◆ **PROBLEM DESCRIPTION**:
Carry on the passage about the earliest birds, starting right after its final sentence.

◆ **STUDY TEXT**:
- - -

The world’s first bird has long been thought of as the Archaeopteryx, a feathered Jurassic-period animal that had the teeth and tail of a dinosaur. Several fossils have been found that support this theory, and even fossilized black feathers were found in Germany over a century ago. The feather suggests to scientists that winged animals during that period had almost identical flight technology as today’s birds, so it was rather an exciting find.
“It means that completely modern flight feathers had evolved as early as 150 million years ago, in the Jurassic period,” said study leader Ryan Carney, an evolutionary biologist at Brown University in Providence, Rhode Island.
But a new discovery is being hotly contested as the world’s “first bird”: Aurornis xui, which was found in a 160 million-year old rock formation in China. Though Aurornis xui is 10 million years older than Archaeopteryx, the two are extremely close in relation as the earliest bird life.
The problem some researchers have is that there’s no proof that these winged animals ever took flight; in fact, some think they were merely plumed versions of the dinosaurs we’re familiar with that never made it into the sky. The non-flying birds have been given the name deinonychosaurs.

- - -

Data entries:
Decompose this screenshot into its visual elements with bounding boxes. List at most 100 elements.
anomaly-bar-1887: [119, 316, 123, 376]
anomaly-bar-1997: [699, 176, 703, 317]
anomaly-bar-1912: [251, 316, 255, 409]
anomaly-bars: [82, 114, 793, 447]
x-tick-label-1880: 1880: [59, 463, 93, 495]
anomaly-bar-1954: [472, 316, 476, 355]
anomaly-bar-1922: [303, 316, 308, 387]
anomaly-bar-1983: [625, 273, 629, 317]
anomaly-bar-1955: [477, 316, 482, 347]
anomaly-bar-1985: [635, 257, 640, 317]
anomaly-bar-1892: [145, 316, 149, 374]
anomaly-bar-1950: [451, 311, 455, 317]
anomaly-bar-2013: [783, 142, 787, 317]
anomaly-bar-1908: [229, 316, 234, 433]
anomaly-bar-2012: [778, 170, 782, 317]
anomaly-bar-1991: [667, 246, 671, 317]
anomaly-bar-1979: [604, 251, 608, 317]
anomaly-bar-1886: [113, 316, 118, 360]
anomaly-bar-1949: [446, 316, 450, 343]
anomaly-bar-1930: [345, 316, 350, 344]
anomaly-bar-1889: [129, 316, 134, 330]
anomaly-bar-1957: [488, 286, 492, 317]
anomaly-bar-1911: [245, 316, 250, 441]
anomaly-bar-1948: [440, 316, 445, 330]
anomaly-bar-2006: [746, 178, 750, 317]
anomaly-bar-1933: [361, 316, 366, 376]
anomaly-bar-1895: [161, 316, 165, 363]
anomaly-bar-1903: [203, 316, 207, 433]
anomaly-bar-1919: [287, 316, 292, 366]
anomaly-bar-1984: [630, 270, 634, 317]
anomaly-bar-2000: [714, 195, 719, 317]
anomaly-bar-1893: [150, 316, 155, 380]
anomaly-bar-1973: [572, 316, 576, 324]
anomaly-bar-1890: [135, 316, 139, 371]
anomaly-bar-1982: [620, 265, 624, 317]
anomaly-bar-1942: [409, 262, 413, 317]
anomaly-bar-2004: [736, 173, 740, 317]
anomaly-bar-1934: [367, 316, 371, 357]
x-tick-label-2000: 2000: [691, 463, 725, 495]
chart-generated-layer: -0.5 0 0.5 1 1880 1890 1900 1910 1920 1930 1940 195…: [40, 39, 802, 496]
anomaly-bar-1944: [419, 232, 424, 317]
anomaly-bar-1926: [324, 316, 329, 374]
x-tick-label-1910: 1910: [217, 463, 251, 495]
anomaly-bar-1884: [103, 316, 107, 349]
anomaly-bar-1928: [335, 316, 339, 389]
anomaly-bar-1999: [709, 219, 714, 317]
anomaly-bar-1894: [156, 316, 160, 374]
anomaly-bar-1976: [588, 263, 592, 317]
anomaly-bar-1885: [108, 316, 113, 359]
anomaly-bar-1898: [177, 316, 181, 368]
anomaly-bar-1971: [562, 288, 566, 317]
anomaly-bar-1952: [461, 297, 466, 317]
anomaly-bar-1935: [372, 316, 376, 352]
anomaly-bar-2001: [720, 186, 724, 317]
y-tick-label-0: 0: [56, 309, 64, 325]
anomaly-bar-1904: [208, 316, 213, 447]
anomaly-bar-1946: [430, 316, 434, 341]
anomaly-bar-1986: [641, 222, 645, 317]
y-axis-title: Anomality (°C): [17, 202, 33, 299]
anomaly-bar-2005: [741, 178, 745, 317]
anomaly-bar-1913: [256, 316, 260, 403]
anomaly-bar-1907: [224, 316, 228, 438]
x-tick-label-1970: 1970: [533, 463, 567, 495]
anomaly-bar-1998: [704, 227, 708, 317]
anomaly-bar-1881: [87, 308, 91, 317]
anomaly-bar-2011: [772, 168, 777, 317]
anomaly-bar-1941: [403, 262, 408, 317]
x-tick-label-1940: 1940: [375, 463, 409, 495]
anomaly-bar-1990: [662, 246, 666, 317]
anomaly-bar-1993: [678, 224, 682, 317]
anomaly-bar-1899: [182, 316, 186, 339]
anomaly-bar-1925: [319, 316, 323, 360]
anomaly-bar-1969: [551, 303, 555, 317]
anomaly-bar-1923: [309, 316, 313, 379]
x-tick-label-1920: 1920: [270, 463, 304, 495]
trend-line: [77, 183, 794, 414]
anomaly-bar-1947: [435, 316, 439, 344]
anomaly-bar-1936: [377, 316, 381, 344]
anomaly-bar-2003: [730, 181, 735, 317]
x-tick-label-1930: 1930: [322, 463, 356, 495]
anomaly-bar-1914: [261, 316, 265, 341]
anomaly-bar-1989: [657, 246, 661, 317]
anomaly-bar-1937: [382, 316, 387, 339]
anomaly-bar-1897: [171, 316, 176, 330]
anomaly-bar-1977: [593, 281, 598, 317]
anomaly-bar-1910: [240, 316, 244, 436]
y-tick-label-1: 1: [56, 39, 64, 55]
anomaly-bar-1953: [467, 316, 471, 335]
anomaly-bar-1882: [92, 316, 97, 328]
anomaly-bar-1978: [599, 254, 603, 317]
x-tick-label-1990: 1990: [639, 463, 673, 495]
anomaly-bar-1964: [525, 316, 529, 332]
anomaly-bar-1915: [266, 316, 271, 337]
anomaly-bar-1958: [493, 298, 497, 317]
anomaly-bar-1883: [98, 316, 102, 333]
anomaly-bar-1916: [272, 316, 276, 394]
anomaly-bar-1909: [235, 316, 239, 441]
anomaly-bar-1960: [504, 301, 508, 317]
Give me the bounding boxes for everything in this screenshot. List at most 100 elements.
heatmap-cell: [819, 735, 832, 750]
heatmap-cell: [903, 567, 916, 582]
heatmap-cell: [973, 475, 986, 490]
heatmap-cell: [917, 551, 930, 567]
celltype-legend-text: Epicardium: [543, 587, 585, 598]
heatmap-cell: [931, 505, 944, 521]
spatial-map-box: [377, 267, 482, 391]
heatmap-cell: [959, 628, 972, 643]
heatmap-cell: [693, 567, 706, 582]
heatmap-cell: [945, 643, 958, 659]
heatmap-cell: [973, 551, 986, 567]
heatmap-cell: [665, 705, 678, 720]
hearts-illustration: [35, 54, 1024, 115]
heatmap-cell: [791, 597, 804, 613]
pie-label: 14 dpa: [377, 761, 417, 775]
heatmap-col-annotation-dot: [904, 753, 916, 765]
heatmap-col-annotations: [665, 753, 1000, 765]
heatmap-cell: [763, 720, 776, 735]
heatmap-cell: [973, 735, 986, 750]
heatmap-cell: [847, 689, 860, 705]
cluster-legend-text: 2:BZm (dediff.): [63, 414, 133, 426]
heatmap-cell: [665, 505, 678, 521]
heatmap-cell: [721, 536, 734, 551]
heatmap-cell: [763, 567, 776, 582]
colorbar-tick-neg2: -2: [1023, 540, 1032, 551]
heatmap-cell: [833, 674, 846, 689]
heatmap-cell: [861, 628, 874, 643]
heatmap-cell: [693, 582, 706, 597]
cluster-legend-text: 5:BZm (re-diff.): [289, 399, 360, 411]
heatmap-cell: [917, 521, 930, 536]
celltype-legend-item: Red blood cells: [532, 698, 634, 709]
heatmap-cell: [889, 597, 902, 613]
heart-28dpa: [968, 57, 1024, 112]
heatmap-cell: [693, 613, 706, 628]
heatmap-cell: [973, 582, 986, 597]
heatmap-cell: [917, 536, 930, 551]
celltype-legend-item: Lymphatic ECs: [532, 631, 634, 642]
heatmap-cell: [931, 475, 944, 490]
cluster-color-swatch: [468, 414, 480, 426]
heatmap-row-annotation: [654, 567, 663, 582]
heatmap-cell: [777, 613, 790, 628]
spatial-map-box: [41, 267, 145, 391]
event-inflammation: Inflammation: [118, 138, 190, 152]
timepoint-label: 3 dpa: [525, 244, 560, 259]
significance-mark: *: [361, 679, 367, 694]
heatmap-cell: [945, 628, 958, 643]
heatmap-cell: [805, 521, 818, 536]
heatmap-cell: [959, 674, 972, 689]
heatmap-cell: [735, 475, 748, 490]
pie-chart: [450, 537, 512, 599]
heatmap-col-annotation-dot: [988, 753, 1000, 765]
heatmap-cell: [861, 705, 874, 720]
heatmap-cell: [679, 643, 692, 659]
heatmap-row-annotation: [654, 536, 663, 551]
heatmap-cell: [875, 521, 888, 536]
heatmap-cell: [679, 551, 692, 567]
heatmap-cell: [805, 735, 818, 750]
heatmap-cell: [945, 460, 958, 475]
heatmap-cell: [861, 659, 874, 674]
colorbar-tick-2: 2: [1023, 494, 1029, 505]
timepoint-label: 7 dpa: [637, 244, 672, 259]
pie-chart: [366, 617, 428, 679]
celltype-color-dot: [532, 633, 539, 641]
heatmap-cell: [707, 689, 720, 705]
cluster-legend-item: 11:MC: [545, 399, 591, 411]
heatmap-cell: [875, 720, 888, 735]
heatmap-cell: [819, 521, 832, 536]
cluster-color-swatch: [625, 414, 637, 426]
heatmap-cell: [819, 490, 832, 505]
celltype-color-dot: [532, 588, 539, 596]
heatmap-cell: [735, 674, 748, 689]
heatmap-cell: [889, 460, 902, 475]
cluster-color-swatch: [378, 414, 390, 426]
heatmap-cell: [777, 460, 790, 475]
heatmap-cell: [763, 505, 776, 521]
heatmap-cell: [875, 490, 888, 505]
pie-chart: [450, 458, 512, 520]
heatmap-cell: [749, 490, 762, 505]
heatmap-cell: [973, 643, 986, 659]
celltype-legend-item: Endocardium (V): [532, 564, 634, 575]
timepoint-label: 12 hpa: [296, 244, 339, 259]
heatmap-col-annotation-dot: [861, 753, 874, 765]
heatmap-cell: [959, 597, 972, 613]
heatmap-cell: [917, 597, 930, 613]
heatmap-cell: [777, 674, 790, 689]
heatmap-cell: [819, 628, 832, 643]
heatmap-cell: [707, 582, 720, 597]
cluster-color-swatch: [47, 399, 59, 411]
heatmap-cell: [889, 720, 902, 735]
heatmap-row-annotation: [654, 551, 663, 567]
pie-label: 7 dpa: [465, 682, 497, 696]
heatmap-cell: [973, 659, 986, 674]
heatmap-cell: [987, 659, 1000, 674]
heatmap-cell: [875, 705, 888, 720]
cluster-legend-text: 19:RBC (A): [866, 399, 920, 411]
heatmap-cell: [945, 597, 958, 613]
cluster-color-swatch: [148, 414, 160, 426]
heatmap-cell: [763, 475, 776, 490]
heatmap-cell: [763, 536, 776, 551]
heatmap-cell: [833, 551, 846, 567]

- - -

◆ **ANSWER SPACE**:
“The problem we are facing these days is that all these animals are anatomically very similar, and our definition of birds—arbitrary as it is—sets a line between what is and what isn’t called a bird,” paleontologist Luis Chiappe says. “What the trees —and the new fossils—are telling us is that back in the Jurassic, 150 to 160 million years ago, many different types of dinosaurs were experimenting with ‘birdness’. And it is from this ‘birdness soup’ that true birds originated.”
Despite a lack of agreement between researchers, it seems the big picture is that birds did, indeed, evolve from dinosaurs, and that is what matters most to those who study the creatures.